Show all lines from the data that include the word "caption".
-- start of Supplied material --
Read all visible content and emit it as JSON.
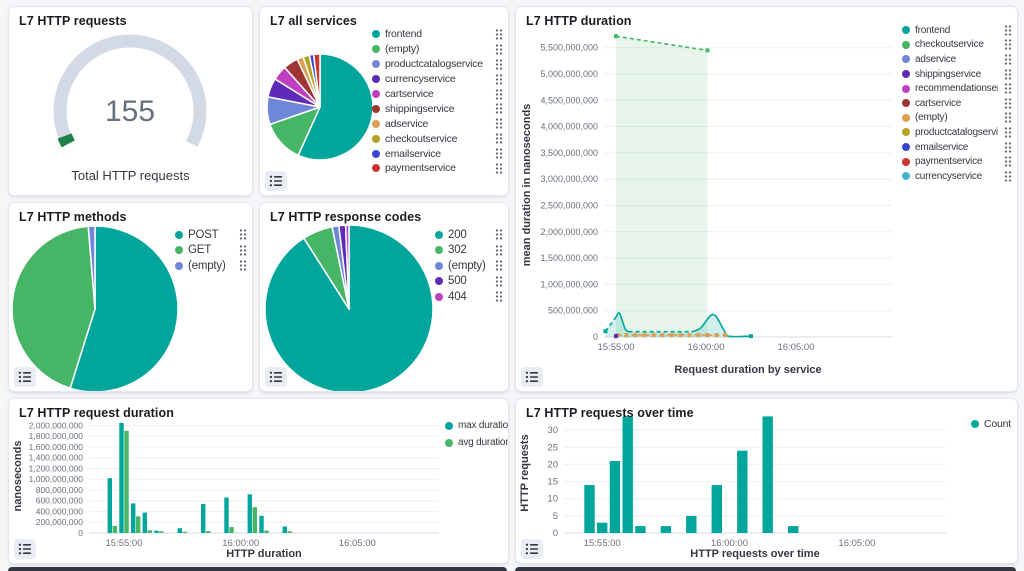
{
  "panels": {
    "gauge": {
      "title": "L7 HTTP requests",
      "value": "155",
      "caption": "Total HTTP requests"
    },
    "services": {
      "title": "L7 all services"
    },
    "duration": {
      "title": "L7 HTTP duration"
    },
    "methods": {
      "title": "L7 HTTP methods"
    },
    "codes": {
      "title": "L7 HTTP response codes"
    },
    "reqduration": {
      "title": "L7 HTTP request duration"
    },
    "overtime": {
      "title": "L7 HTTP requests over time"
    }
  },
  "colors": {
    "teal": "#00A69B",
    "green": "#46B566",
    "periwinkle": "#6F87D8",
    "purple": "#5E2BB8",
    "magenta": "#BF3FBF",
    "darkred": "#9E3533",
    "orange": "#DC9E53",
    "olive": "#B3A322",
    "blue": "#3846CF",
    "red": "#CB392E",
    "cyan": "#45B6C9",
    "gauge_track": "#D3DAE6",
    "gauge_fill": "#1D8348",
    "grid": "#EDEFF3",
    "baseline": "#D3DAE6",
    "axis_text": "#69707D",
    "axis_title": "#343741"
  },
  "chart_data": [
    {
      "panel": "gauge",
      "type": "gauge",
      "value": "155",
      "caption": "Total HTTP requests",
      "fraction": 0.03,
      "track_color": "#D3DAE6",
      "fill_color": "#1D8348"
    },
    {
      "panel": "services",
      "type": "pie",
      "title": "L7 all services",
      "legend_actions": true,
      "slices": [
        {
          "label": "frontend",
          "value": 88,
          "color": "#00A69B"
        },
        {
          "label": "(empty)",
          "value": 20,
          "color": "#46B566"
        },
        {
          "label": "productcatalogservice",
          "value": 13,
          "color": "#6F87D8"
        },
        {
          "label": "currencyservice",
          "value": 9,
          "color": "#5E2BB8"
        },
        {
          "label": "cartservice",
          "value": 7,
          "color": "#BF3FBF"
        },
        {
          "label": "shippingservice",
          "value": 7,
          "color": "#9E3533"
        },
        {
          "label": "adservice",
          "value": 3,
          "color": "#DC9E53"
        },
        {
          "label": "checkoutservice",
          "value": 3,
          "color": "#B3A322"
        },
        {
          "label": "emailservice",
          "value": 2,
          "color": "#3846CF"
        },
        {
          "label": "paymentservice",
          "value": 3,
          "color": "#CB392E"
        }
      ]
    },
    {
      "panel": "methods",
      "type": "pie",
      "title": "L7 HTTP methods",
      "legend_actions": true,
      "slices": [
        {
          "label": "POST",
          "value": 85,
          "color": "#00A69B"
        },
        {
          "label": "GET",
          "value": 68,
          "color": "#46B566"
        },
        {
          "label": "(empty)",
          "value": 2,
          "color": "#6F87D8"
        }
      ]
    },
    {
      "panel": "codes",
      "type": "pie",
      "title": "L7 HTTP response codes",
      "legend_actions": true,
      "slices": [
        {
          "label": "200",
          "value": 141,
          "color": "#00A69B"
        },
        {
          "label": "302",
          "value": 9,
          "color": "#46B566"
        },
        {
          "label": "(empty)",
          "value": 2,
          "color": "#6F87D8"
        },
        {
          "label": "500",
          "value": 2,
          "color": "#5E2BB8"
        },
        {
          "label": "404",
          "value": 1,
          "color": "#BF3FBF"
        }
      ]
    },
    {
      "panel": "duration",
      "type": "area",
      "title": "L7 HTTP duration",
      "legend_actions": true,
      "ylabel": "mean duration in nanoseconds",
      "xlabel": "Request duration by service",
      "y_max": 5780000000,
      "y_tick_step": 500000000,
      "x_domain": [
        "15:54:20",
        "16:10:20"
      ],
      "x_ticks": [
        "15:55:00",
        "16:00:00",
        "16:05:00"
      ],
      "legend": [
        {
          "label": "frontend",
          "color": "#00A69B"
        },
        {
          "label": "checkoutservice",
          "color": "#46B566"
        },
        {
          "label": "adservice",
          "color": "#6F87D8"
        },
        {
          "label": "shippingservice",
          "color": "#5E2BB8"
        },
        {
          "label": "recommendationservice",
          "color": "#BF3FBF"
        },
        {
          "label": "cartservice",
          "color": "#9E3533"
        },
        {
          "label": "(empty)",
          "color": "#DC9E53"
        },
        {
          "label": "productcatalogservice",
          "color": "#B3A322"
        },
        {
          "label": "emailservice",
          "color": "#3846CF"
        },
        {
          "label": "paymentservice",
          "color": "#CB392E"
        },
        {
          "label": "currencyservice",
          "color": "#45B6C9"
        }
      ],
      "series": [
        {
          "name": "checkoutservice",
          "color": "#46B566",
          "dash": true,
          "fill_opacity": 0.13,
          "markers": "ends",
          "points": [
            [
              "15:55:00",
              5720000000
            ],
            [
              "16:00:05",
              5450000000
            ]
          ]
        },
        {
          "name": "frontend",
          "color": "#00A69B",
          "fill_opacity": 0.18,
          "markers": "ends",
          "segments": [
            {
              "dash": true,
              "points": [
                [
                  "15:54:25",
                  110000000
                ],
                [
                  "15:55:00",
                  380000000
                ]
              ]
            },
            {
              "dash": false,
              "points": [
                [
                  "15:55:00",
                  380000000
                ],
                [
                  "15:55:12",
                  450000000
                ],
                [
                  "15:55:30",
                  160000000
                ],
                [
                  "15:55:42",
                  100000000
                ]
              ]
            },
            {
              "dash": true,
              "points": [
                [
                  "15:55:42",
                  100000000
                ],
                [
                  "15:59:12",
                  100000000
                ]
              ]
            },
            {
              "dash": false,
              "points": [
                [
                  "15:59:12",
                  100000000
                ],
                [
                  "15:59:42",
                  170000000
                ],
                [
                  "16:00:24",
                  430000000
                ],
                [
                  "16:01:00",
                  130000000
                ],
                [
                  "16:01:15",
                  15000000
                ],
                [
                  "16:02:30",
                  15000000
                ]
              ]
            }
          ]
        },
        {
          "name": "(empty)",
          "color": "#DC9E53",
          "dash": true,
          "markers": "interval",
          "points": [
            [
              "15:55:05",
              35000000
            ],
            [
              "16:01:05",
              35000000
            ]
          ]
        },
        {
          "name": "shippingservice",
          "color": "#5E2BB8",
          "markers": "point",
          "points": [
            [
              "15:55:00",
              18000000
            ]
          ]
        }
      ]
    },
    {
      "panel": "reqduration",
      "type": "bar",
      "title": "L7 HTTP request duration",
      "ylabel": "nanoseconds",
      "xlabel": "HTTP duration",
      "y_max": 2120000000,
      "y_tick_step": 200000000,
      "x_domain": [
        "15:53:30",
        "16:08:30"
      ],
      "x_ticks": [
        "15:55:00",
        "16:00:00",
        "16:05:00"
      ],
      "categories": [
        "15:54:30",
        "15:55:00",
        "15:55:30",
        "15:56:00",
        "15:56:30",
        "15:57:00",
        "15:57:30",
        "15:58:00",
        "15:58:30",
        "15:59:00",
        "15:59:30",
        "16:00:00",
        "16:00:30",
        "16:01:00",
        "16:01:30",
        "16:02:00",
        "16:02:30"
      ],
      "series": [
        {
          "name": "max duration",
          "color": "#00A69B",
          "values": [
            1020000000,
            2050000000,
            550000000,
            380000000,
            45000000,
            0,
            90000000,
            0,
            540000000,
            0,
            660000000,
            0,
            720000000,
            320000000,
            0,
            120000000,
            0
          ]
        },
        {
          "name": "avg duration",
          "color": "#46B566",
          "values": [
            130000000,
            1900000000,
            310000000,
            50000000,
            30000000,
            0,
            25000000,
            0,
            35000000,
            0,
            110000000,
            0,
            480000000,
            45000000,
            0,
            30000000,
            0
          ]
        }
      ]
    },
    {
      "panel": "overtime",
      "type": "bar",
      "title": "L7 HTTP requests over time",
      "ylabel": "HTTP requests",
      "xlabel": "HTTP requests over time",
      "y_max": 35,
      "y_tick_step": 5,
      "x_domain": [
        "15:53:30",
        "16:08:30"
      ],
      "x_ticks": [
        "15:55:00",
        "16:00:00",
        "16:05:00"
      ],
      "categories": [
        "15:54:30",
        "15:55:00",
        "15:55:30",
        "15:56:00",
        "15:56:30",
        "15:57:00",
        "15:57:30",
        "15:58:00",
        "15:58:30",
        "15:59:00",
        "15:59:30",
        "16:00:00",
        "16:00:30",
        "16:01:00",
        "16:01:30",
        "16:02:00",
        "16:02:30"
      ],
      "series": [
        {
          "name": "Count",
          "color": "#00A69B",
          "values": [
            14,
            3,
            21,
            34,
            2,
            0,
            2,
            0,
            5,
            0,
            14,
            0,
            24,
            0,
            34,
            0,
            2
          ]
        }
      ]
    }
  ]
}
-- end of Supplied material --
**Worked answer**
      "caption": "Total HTTP requests"
      "caption": "Total HTTP requests",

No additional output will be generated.